Objective>
Count the lines in the items below that contain the string "interactable". Reply with the number alone.

** Start of Data provided **

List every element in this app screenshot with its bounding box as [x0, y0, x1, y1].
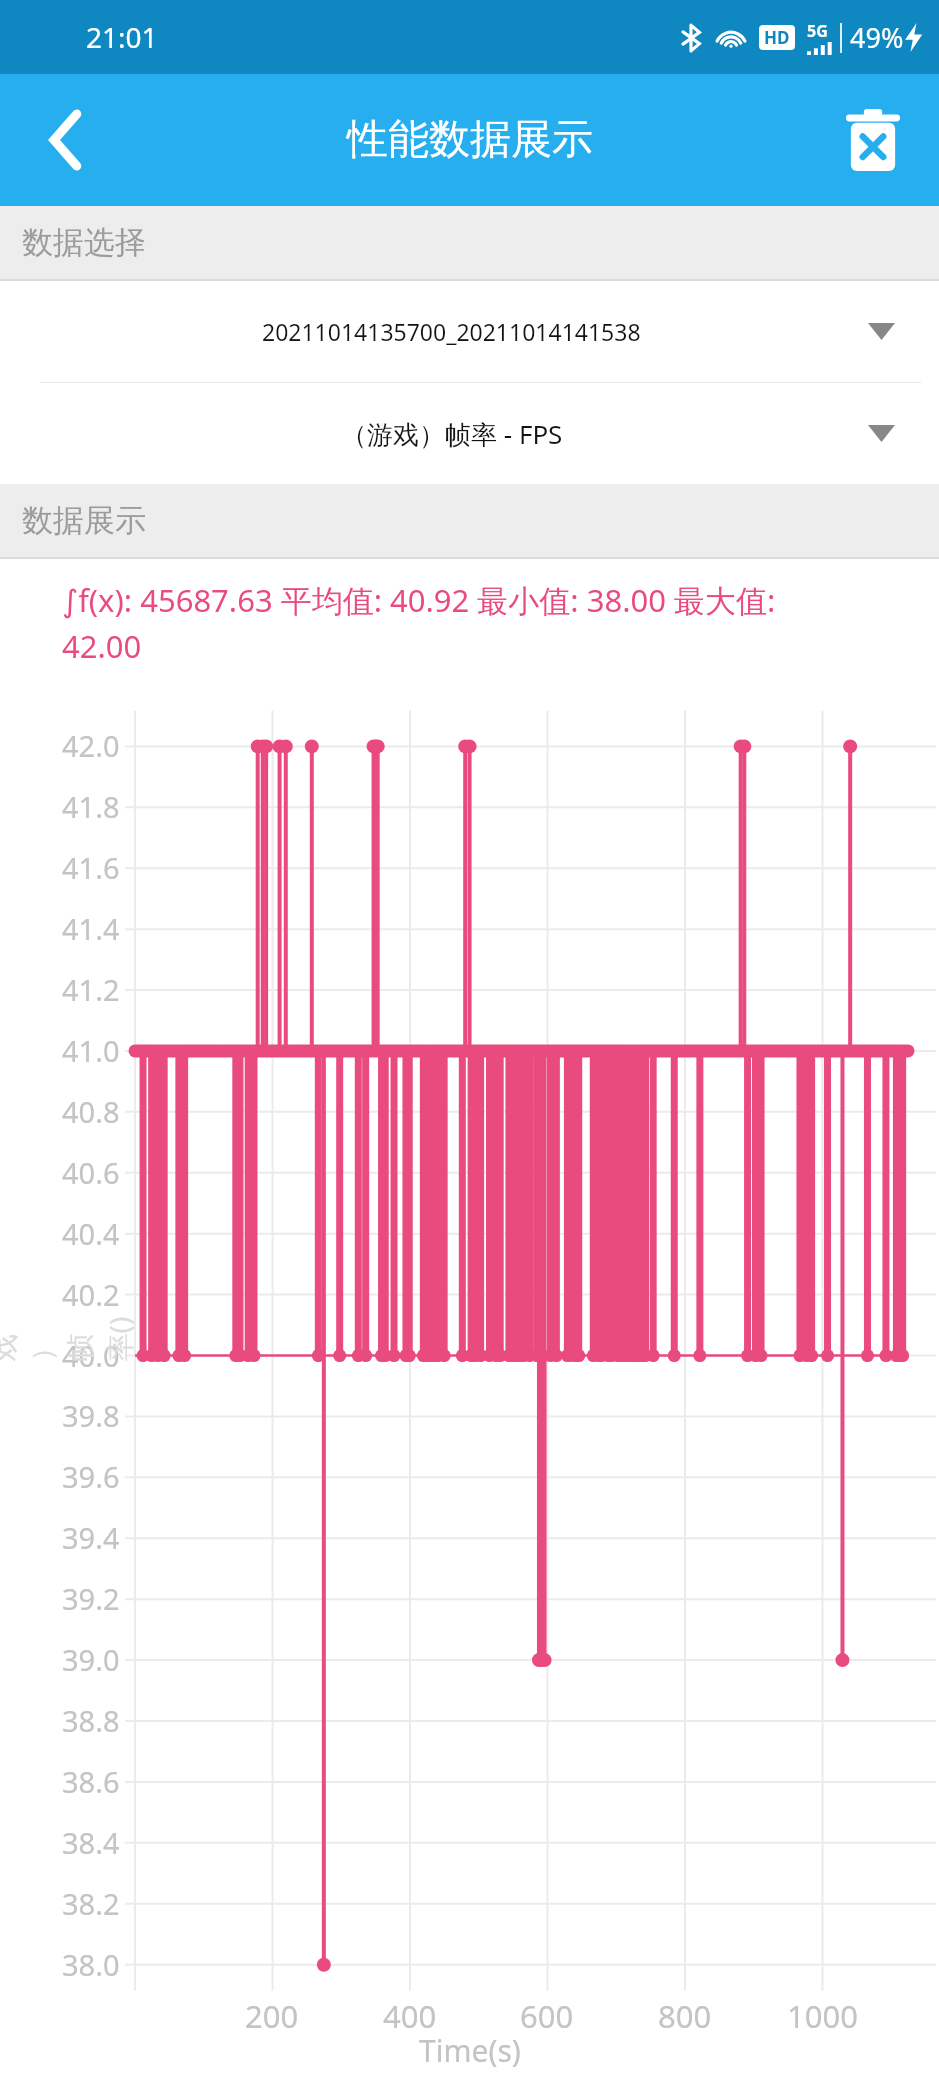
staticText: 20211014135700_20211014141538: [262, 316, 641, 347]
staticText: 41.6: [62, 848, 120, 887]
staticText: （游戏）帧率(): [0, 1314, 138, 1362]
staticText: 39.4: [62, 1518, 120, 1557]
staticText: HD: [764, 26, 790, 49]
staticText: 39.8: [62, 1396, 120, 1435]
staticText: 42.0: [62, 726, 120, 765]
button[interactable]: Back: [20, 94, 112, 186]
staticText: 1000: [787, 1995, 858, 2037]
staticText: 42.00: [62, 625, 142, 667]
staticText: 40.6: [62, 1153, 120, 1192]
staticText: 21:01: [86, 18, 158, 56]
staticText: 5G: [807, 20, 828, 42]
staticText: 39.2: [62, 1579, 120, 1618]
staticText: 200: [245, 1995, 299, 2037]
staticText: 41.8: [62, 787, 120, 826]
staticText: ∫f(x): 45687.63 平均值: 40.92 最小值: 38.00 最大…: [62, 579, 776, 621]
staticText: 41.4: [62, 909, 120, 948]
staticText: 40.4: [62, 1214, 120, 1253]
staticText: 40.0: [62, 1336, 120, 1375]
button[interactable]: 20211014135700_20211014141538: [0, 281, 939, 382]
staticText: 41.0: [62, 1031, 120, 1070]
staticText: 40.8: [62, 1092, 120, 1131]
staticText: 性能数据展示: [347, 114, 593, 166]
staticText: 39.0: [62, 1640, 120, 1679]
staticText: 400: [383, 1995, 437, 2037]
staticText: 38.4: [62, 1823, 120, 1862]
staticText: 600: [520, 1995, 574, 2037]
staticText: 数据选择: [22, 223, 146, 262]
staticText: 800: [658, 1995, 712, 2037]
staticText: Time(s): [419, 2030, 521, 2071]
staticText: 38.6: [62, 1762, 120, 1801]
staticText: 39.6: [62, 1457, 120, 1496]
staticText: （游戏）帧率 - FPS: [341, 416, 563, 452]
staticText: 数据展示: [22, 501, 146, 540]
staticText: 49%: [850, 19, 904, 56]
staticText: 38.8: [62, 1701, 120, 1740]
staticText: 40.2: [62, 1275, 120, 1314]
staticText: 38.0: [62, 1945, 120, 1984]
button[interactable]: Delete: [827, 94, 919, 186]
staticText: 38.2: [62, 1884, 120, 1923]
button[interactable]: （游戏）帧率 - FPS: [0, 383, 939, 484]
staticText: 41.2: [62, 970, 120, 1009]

** End of Data provided **

Correct result>
4